Return each line of the material verbatim.

▶ [Task inputs]:
☆ ☆ ☆ ☆

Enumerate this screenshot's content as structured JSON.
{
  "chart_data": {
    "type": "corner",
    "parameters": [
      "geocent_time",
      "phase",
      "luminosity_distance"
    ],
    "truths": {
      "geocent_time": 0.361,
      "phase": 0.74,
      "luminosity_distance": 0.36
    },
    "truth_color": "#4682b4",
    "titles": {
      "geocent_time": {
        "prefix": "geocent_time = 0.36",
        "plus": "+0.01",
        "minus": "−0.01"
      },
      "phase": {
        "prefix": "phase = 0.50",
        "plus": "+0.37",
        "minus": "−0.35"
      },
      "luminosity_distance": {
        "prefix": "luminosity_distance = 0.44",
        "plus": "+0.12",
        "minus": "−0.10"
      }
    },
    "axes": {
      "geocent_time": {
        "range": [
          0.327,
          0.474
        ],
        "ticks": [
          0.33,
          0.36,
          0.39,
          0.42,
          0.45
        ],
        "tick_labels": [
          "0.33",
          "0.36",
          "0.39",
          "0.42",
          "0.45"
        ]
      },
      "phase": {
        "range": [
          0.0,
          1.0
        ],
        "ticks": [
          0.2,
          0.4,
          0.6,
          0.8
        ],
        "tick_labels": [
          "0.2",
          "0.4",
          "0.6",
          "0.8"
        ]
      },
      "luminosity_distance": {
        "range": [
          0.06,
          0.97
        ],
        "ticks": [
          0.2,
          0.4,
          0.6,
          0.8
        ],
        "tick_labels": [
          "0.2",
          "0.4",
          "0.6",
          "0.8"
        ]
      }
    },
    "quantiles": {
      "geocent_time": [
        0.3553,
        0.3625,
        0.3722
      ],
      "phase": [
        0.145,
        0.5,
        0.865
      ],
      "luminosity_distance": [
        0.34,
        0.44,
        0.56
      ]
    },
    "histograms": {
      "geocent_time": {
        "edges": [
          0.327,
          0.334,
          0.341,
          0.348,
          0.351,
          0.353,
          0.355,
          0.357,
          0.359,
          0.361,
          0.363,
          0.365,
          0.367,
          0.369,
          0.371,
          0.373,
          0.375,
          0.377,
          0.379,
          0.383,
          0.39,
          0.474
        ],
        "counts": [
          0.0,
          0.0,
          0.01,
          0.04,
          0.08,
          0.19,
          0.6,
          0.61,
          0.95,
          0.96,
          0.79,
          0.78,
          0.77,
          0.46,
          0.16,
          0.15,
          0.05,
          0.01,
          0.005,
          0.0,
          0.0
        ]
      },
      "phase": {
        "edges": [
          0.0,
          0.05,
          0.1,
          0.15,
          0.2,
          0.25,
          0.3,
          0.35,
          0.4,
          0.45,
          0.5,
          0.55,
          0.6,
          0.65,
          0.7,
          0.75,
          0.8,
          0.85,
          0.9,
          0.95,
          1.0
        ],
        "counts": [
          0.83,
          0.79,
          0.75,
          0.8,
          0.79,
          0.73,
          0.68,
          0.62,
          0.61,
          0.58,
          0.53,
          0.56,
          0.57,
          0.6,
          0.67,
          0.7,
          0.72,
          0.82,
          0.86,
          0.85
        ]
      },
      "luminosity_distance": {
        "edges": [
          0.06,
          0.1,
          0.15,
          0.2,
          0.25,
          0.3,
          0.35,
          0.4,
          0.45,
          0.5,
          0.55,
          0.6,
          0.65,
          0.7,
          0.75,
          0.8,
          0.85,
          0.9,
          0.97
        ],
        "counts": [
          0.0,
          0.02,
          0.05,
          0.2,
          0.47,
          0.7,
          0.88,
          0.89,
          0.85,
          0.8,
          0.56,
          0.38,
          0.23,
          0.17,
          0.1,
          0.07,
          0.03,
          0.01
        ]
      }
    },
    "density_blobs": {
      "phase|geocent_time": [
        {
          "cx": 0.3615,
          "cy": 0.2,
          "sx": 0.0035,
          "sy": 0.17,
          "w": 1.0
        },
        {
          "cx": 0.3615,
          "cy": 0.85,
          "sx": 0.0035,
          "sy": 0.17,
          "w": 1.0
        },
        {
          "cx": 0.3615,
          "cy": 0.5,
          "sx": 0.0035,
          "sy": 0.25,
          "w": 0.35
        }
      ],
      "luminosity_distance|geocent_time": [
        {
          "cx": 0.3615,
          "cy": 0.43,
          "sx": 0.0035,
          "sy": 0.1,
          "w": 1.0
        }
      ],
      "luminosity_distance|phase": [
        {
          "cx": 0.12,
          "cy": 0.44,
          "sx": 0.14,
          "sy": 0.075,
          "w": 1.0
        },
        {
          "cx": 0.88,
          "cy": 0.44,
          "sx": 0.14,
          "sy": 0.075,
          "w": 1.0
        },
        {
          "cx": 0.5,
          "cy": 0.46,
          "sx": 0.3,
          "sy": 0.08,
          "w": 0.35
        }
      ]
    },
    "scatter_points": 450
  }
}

☆ ☆ ☆ ☆

▶ [Result]:
Enumerate this screenshot's content as structured JSON.
{
  "chart_data": {
    "type": "corner",
    "parameters": [
      "geocent_time",
      "phase",
      "luminosity_distance"
    ],
    "truths": {
      "geocent_time": 0.361,
      "phase": 0.74,
      "luminosity_distance": 0.36
    },
    "truth_color": "#4682b4",
    "titles": {
      "geocent_time": {
        "prefix": "geocent_time = 0.36",
        "plus": "+0.01",
        "minus": "−0.01"
      },
      "phase": {
        "prefix": "phase = 0.50",
        "plus": "+0.37",
        "minus": "−0.35"
      },
      "luminosity_distance": {
        "prefix": "luminosity_distance = 0.44",
        "plus": "+0.12",
        "minus": "−0.10"
      }
    },
    "axes": {
      "geocent_time": {
        "range": [
          0.327,
          0.474
        ],
        "ticks": [
          0.33,
          0.36,
          0.39,
          0.42,
          0.45
        ],
        "tick_labels": [
          "0.33",
          "0.36",
          "0.39",
          "0.42",
          "0.45"
        ]
      },
      "phase": {
        "range": [
          0.0,
          1.0
        ],
        "ticks": [
          0.2,
          0.4,
          0.6,
          0.8
        ],
        "tick_labels": [
          "0.2",
          "0.4",
          "0.6",
          "0.8"
        ]
      },
      "luminosity_distance": {
        "range": [
          0.06,
          0.97
        ],
        "ticks": [
          0.2,
          0.4,
          0.6,
          0.8
        ],
        "tick_labels": [
          "0.2",
          "0.4",
          "0.6",
          "0.8"
        ]
      }
    },
    "quantiles": {
      "geocent_time": [
        0.3553,
        0.3625,
        0.3722
      ],
      "phase": [
        0.145,
        0.5,
        0.865
      ],
      "luminosity_distance": [
        0.34,
        0.44,
        0.56
      ]
    },
    "histograms": {
      "geocent_time": {
        "edges": [
          0.327,
          0.334,
          0.341,
          0.348,
          0.351,
          0.353,
          0.355,
          0.357,
          0.359,
          0.361,
          0.363,
          0.365,
          0.367,
          0.369,
          0.371,
          0.373,
          0.375,
          0.377,
          0.379,
          0.383,
          0.39,
          0.474
        ],
        "counts": [
          0.0,
          0.0,
          0.01,
          0.04,
          0.08,
          0.19,
          0.6,
          0.61,
          0.95,
          0.96,
          0.79,
          0.78,
          0.77,
          0.46,
          0.16,
          0.15,
          0.05,
          0.01,
          0.005,
          0.0,
          0.0
        ]
      },
      "phase": {
        "edges": [
          0.0,
          0.05,
          0.1,
          0.15,
          0.2,
          0.25,
          0.3,
          0.35,
          0.4,
          0.45,
          0.5,
          0.55,
          0.6,
          0.65,
          0.7,
          0.75,
          0.8,
          0.85,
          0.9,
          0.95,
          1.0
        ],
        "counts": [
          0.83,
          0.79,
          0.75,
          0.8,
          0.79,
          0.73,
          0.68,
          0.62,
          0.61,
          0.58,
          0.53,
          0.56,
          0.57,
          0.6,
          0.67,
          0.7,
          0.72,
          0.82,
          0.86,
          0.85
        ]
      },
      "luminosity_distance": {
        "edges": [
          0.06,
          0.1,
          0.15,
          0.2,
          0.25,
          0.3,
          0.35,
          0.4,
          0.45,
          0.5,
          0.55,
          0.6,
          0.65,
          0.7,
          0.75,
          0.8,
          0.85,
          0.9,
          0.97
        ],
        "counts": [
          0.0,
          0.02,
          0.05,
          0.2,
          0.47,
          0.7,
          0.88,
          0.89,
          0.85,
          0.8,
          0.56,
          0.38,
          0.23,
          0.17,
          0.1,
          0.07,
          0.03,
          0.01
        ]
      }
    },
    "density_blobs": {
      "phase|geocent_time": [
        {
          "cx": 0.3615,
          "cy": 0.2,
          "sx": 0.0035,
          "sy": 0.17,
          "w": 1.0
        },
        {
          "cx": 0.3615,
          "cy": 0.85,
          "sx": 0.0035,
          "sy": 0.17,
          "w": 1.0
        },
        {
          "cx": 0.3615,
          "cy": 0.5,
          "sx": 0.0035,
          "sy": 0.25,
          "w": 0.35
        }
      ],
      "luminosity_distance|geocent_time": [
        {
          "cx": 0.3615,
          "cy": 0.43,
          "sx": 0.0035,
          "sy": 0.1,
          "w": 1.0
        }
      ],
      "luminosity_distance|phase": [
        {
          "cx": 0.12,
          "cy": 0.44,
          "sx": 0.14,
          "sy": 0.075,
          "w": 1.0
        },
        {
          "cx": 0.88,
          "cy": 0.44,
          "sx": 0.14,
          "sy": 0.075,
          "w": 1.0
        },
        {
          "cx": 0.5,
          "cy": 0.46,
          "sx": 0.3,
          "sy": 0.08,
          "w": 0.35
        }
      ]
    },
    "scatter_points": 450
  }
}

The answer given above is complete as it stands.